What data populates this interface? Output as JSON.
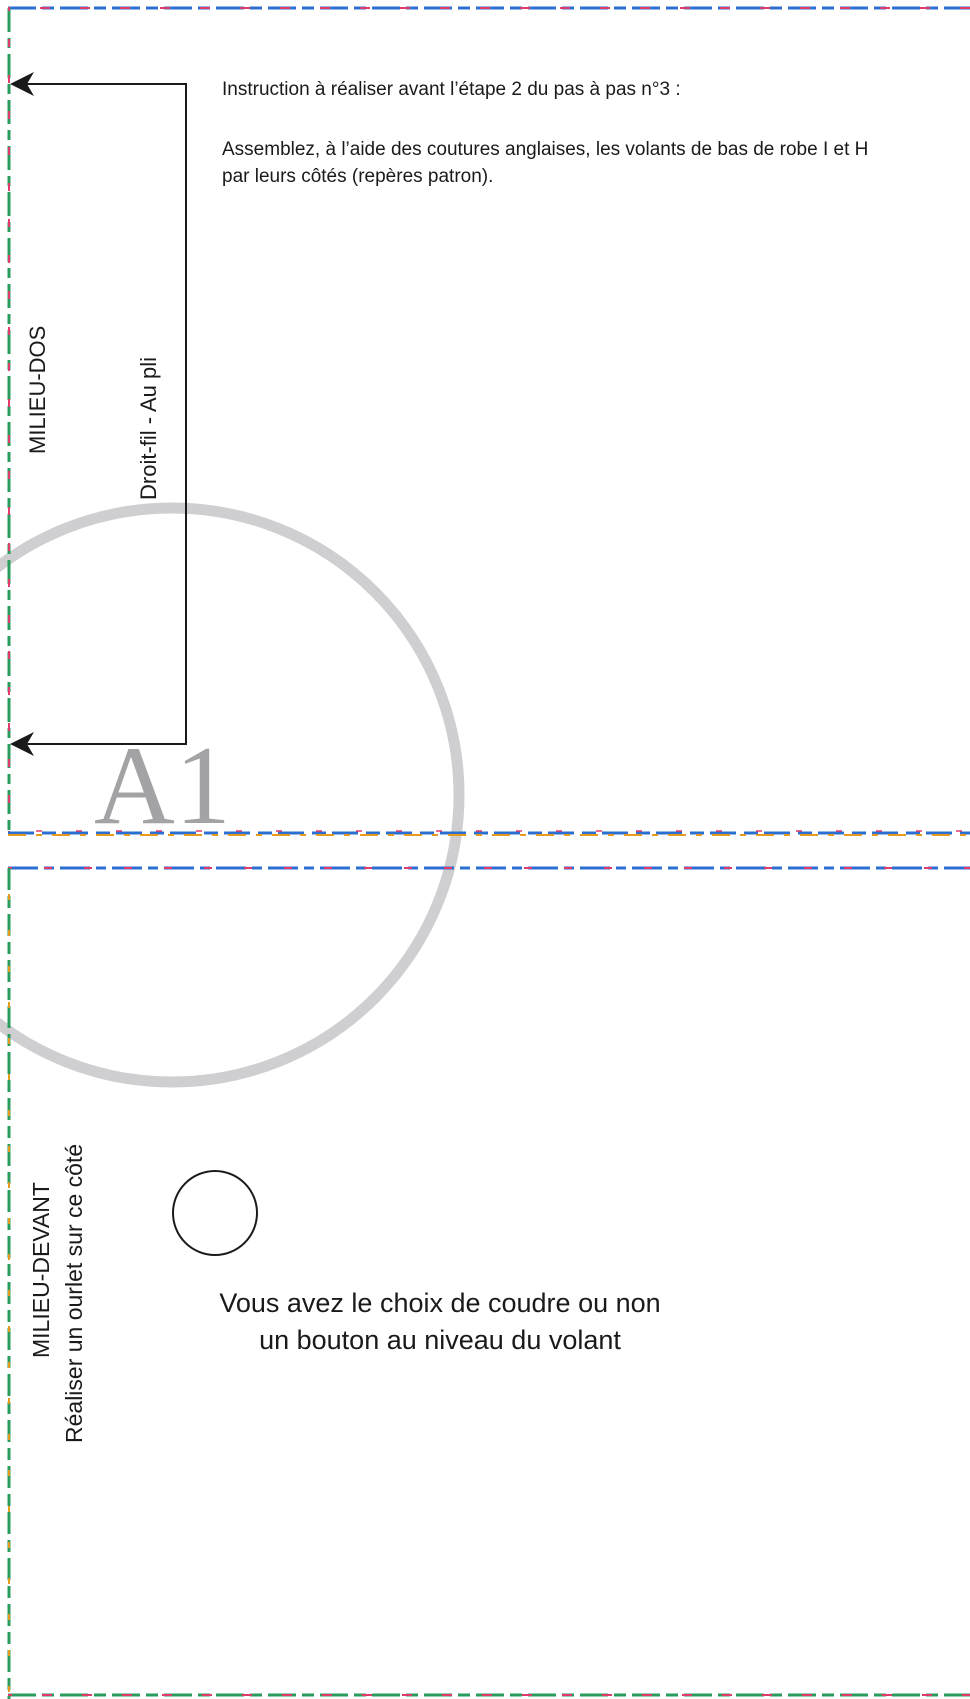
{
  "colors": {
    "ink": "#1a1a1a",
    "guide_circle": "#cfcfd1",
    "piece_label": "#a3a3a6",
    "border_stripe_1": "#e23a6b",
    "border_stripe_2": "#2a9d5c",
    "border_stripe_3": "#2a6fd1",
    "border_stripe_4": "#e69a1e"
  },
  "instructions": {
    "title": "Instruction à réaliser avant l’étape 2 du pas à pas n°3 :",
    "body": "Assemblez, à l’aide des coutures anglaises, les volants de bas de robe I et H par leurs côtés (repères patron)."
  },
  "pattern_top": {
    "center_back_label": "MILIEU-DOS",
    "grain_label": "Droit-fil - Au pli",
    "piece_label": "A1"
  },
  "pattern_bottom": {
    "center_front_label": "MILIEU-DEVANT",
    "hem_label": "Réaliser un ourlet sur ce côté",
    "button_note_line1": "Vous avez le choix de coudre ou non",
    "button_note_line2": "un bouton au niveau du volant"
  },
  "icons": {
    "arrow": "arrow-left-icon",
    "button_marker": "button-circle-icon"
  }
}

*What you should do*. All records must be output exactly as they are, except for the pictures, which are left out.

*Response to the exercise*.
What data populates this interface? Output as JSON.
{
  "colors": {
    "ink": "#1a1a1a",
    "guide_circle": "#cfcfd1",
    "piece_label": "#a3a3a6",
    "border_stripe_1": "#e23a6b",
    "border_stripe_2": "#2a9d5c",
    "border_stripe_3": "#2a6fd1",
    "border_stripe_4": "#e69a1e"
  },
  "instructions": {
    "title": "Instruction à réaliser avant l’étape 2 du pas à pas n°3 :",
    "body": "Assemblez, à l’aide des coutures anglaises, les volants de bas de robe I et H par leurs côtés (repères patron)."
  },
  "pattern_top": {
    "center_back_label": "MILIEU-DOS",
    "grain_label": "Droit-fil - Au pli",
    "piece_label": "A1"
  },
  "pattern_bottom": {
    "center_front_label": "MILIEU-DEVANT",
    "hem_label": "Réaliser un ourlet sur ce côté",
    "button_note_line1": "Vous avez le choix de coudre ou non",
    "button_note_line2": "un bouton au niveau du volant"
  },
  "icons": {
    "arrow": "arrow-left-icon",
    "button_marker": "button-circle-icon"
  }
}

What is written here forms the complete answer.